REQUIRED WORK:
Report back each line of the records that contains the string "Place".

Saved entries
-- -- --
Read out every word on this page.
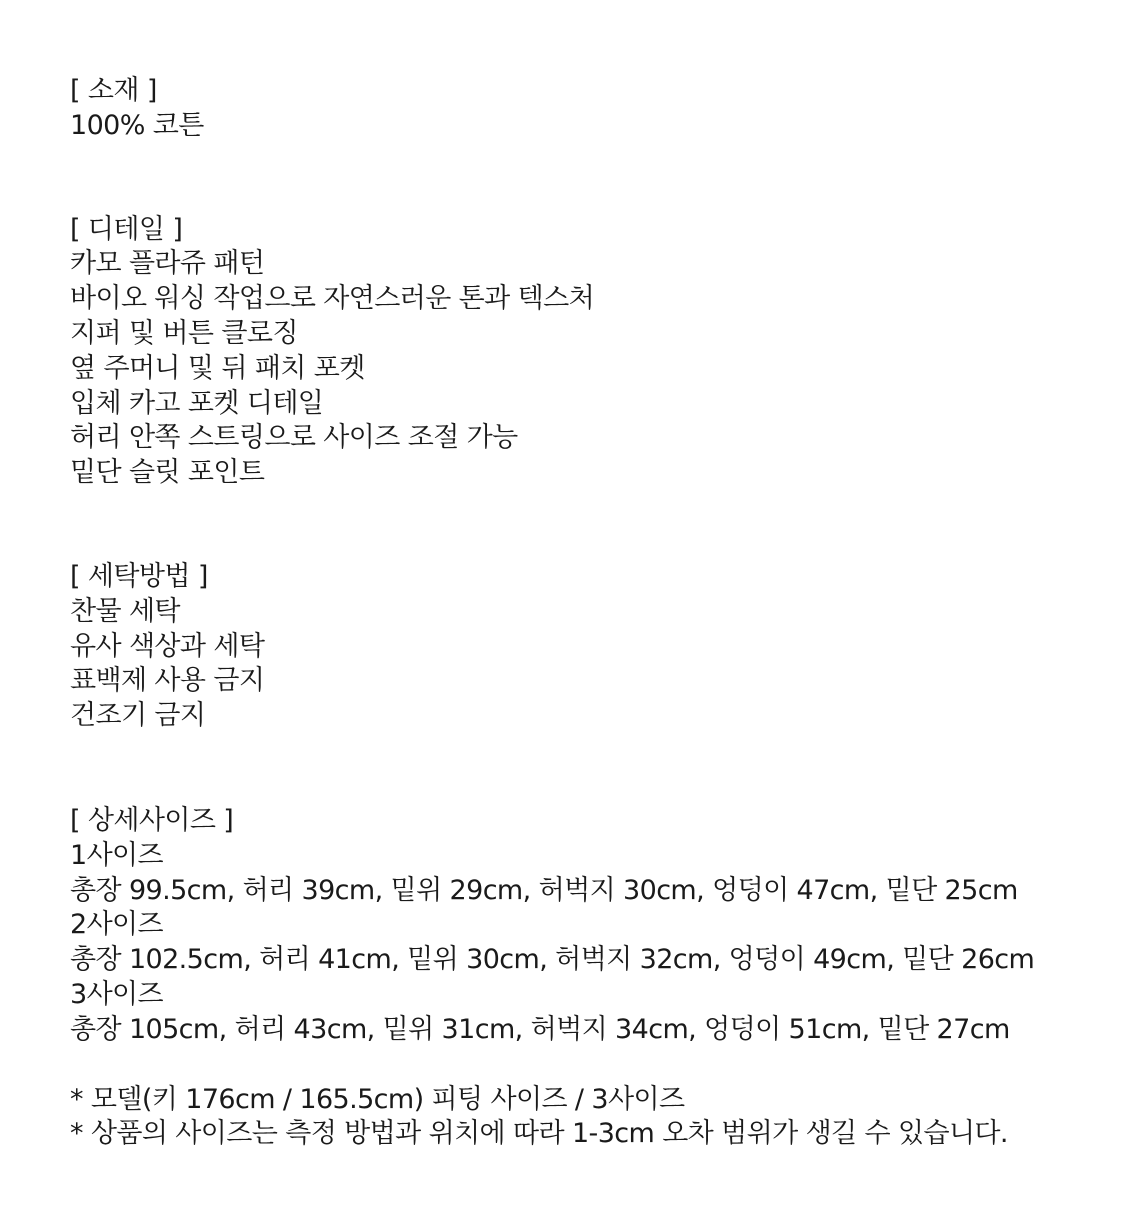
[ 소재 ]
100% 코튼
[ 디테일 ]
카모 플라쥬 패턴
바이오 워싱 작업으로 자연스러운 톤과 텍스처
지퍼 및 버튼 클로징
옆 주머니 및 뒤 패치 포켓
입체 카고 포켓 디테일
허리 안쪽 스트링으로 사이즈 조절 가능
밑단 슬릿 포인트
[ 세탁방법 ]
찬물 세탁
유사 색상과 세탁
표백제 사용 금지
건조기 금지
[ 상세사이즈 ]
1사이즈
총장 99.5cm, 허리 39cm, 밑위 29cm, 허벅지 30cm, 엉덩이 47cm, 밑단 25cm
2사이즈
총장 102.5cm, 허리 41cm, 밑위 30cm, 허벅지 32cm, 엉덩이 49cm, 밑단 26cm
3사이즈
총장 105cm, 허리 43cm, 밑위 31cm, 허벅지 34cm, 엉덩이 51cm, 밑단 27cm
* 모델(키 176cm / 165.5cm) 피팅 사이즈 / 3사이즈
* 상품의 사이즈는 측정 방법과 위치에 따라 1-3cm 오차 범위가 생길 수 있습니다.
-- -- --
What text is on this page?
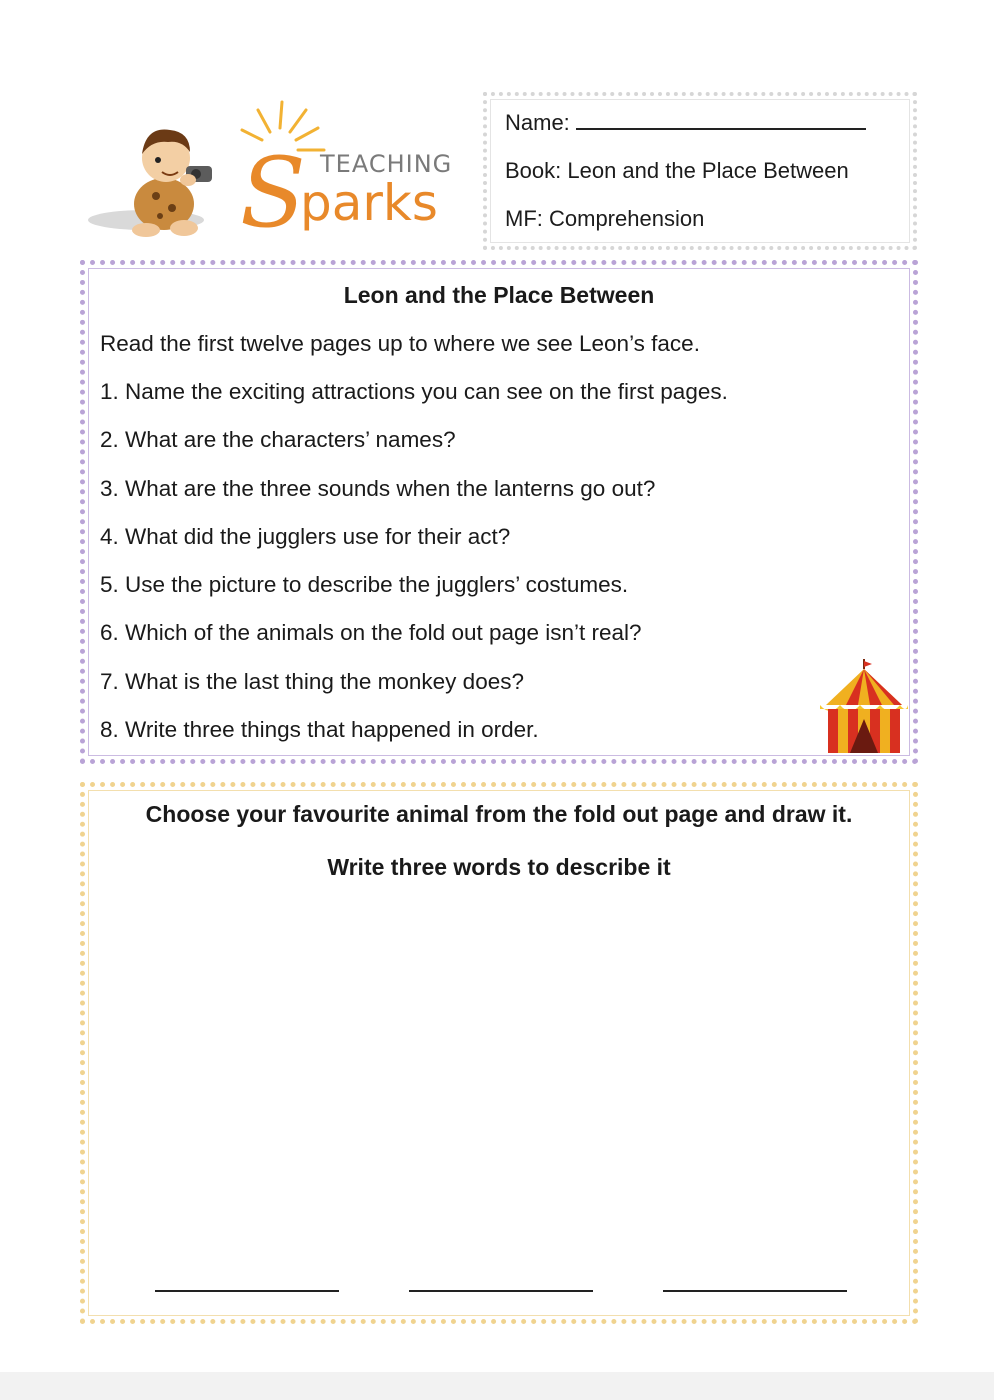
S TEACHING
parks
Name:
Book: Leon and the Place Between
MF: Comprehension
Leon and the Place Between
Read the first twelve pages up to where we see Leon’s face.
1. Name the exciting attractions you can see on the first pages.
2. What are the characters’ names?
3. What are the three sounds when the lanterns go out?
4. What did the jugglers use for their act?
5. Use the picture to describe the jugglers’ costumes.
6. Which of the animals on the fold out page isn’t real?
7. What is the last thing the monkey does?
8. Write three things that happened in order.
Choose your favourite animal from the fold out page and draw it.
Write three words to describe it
-- -- --
SOLUTION TO THIS PROBLEM:
Book: Leon and the Place Between
Leon and the Place Between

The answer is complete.